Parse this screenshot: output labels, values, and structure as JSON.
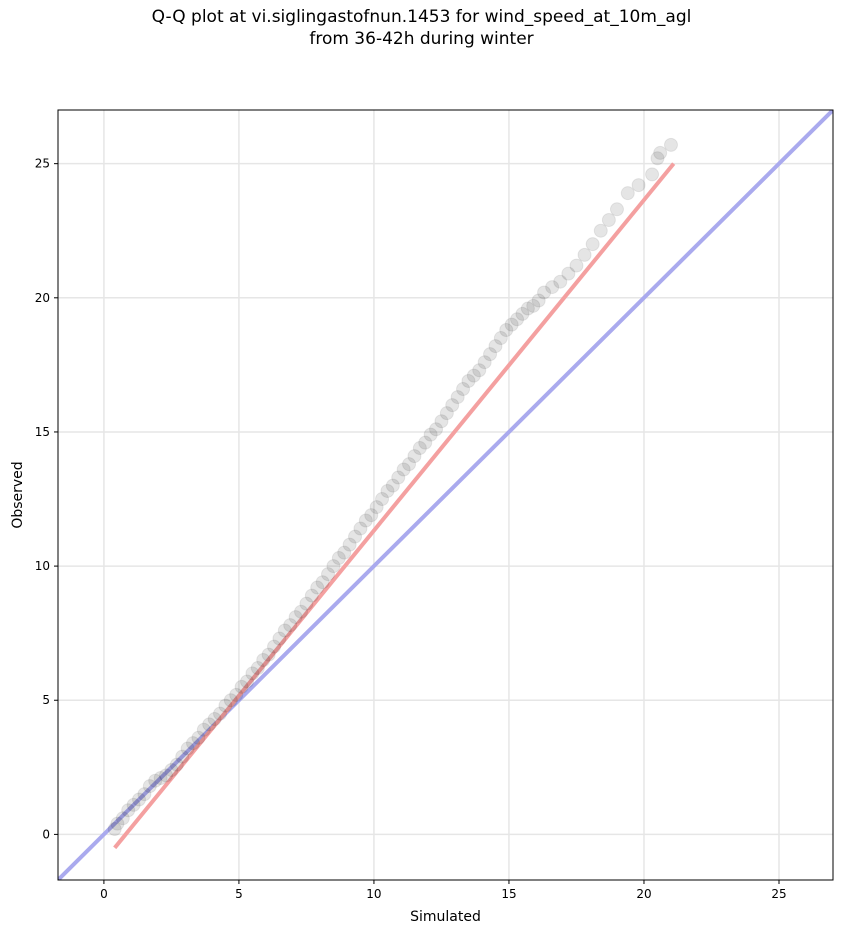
{
  "title": {
    "line1": "Q-Q plot at vi.siglingastofnun.1453 for wind_speed_at_10m_agl",
    "line2": "from 36-42h during winter"
  },
  "chart_data": {
    "type": "scatter",
    "xlabel": "Simulated",
    "ylabel": "Observed",
    "xlim": [
      -1.7,
      27.0
    ],
    "ylim": [
      -1.7,
      27.0
    ],
    "xticks": [
      0,
      5,
      10,
      15,
      20,
      25
    ],
    "yticks": [
      0,
      5,
      10,
      15,
      20,
      25
    ],
    "grid": true,
    "colors": {
      "points": "#000000",
      "identity_line": "#aaaaee",
      "fit_line": "#f4a0a0"
    },
    "reference_lines": {
      "identity": {
        "from": [
          -1.7,
          -1.7
        ],
        "to": [
          27.0,
          27.0
        ]
      },
      "fit": {
        "from": [
          0.4,
          -0.5
        ],
        "to": [
          21.1,
          25.0
        ]
      }
    },
    "quantiles": {
      "x": [
        0.4,
        0.5,
        0.7,
        0.9,
        1.1,
        1.3,
        1.5,
        1.7,
        1.9,
        2.1,
        2.3,
        2.5,
        2.7,
        2.9,
        3.1,
        3.3,
        3.5,
        3.7,
        3.9,
        4.1,
        4.3,
        4.5,
        4.7,
        4.9,
        5.1,
        5.3,
        5.5,
        5.7,
        5.9,
        6.1,
        6.3,
        6.5,
        6.7,
        6.9,
        7.1,
        7.3,
        7.5,
        7.7,
        7.9,
        8.1,
        8.3,
        8.5,
        8.7,
        8.9,
        9.1,
        9.3,
        9.5,
        9.7,
        9.9,
        10.1,
        10.3,
        10.5,
        10.7,
        10.9,
        11.1,
        11.3,
        11.5,
        11.7,
        11.9,
        12.1,
        12.3,
        12.5,
        12.7,
        12.9,
        13.1,
        13.3,
        13.5,
        13.7,
        13.9,
        14.1,
        14.3,
        14.5,
        14.7,
        14.9,
        15.1,
        15.3,
        15.5,
        15.7,
        15.9,
        16.1,
        16.3,
        16.6,
        16.9,
        17.2,
        17.5,
        17.8,
        18.1,
        18.4,
        18.7,
        19.0,
        19.4,
        19.8,
        20.3,
        20.5,
        20.6,
        21.0
      ],
      "y": [
        0.2,
        0.4,
        0.6,
        0.9,
        1.1,
        1.3,
        1.5,
        1.8,
        2.0,
        2.1,
        2.2,
        2.4,
        2.6,
        2.9,
        3.2,
        3.4,
        3.6,
        3.9,
        4.1,
        4.3,
        4.5,
        4.8,
        5.0,
        5.2,
        5.5,
        5.7,
        6.0,
        6.2,
        6.5,
        6.7,
        7.0,
        7.3,
        7.6,
        7.8,
        8.1,
        8.3,
        8.6,
        8.9,
        9.2,
        9.4,
        9.7,
        10.0,
        10.3,
        10.5,
        10.8,
        11.1,
        11.4,
        11.7,
        11.9,
        12.2,
        12.5,
        12.8,
        13.0,
        13.3,
        13.6,
        13.8,
        14.1,
        14.4,
        14.6,
        14.9,
        15.1,
        15.4,
        15.7,
        16.0,
        16.3,
        16.6,
        16.9,
        17.1,
        17.3,
        17.6,
        17.9,
        18.2,
        18.5,
        18.8,
        19.0,
        19.2,
        19.4,
        19.6,
        19.7,
        19.9,
        20.2,
        20.4,
        20.6,
        20.9,
        21.2,
        21.6,
        22.0,
        22.5,
        22.9,
        23.3,
        23.9,
        24.2,
        24.6,
        25.2,
        25.4,
        25.7
      ]
    }
  }
}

++++++++++

▶ Exercise prompt
Transcribe all the records above word for word, without their images.

▶ Exercise answer
Parse this screenshot: output labels, values, and structure as JSON.
{
  "title": {
    "line1": "Q-Q plot at vi.siglingastofnun.1453 for wind_speed_at_10m_agl",
    "line2": "from 36-42h during winter"
  },
  "chart_data": {
    "type": "scatter",
    "xlabel": "Simulated",
    "ylabel": "Observed",
    "xlim": [
      -1.7,
      27.0
    ],
    "ylim": [
      -1.7,
      27.0
    ],
    "xticks": [
      0,
      5,
      10,
      15,
      20,
      25
    ],
    "yticks": [
      0,
      5,
      10,
      15,
      20,
      25
    ],
    "grid": true,
    "colors": {
      "points": "#000000",
      "identity_line": "#aaaaee",
      "fit_line": "#f4a0a0"
    },
    "reference_lines": {
      "identity": {
        "from": [
          -1.7,
          -1.7
        ],
        "to": [
          27.0,
          27.0
        ]
      },
      "fit": {
        "from": [
          0.4,
          -0.5
        ],
        "to": [
          21.1,
          25.0
        ]
      }
    },
    "quantiles": {
      "x": [
        0.4,
        0.5,
        0.7,
        0.9,
        1.1,
        1.3,
        1.5,
        1.7,
        1.9,
        2.1,
        2.3,
        2.5,
        2.7,
        2.9,
        3.1,
        3.3,
        3.5,
        3.7,
        3.9,
        4.1,
        4.3,
        4.5,
        4.7,
        4.9,
        5.1,
        5.3,
        5.5,
        5.7,
        5.9,
        6.1,
        6.3,
        6.5,
        6.7,
        6.9,
        7.1,
        7.3,
        7.5,
        7.7,
        7.9,
        8.1,
        8.3,
        8.5,
        8.7,
        8.9,
        9.1,
        9.3,
        9.5,
        9.7,
        9.9,
        10.1,
        10.3,
        10.5,
        10.7,
        10.9,
        11.1,
        11.3,
        11.5,
        11.7,
        11.9,
        12.1,
        12.3,
        12.5,
        12.7,
        12.9,
        13.1,
        13.3,
        13.5,
        13.7,
        13.9,
        14.1,
        14.3,
        14.5,
        14.7,
        14.9,
        15.1,
        15.3,
        15.5,
        15.7,
        15.9,
        16.1,
        16.3,
        16.6,
        16.9,
        17.2,
        17.5,
        17.8,
        18.1,
        18.4,
        18.7,
        19.0,
        19.4,
        19.8,
        20.3,
        20.5,
        20.6,
        21.0
      ],
      "y": [
        0.2,
        0.4,
        0.6,
        0.9,
        1.1,
        1.3,
        1.5,
        1.8,
        2.0,
        2.1,
        2.2,
        2.4,
        2.6,
        2.9,
        3.2,
        3.4,
        3.6,
        3.9,
        4.1,
        4.3,
        4.5,
        4.8,
        5.0,
        5.2,
        5.5,
        5.7,
        6.0,
        6.2,
        6.5,
        6.7,
        7.0,
        7.3,
        7.6,
        7.8,
        8.1,
        8.3,
        8.6,
        8.9,
        9.2,
        9.4,
        9.7,
        10.0,
        10.3,
        10.5,
        10.8,
        11.1,
        11.4,
        11.7,
        11.9,
        12.2,
        12.5,
        12.8,
        13.0,
        13.3,
        13.6,
        13.8,
        14.1,
        14.4,
        14.6,
        14.9,
        15.1,
        15.4,
        15.7,
        16.0,
        16.3,
        16.6,
        16.9,
        17.1,
        17.3,
        17.6,
        17.9,
        18.2,
        18.5,
        18.8,
        19.0,
        19.2,
        19.4,
        19.6,
        19.7,
        19.9,
        20.2,
        20.4,
        20.6,
        20.9,
        21.2,
        21.6,
        22.0,
        22.5,
        22.9,
        23.3,
        23.9,
        24.2,
        24.6,
        25.2,
        25.4,
        25.7
      ]
    }
  }
}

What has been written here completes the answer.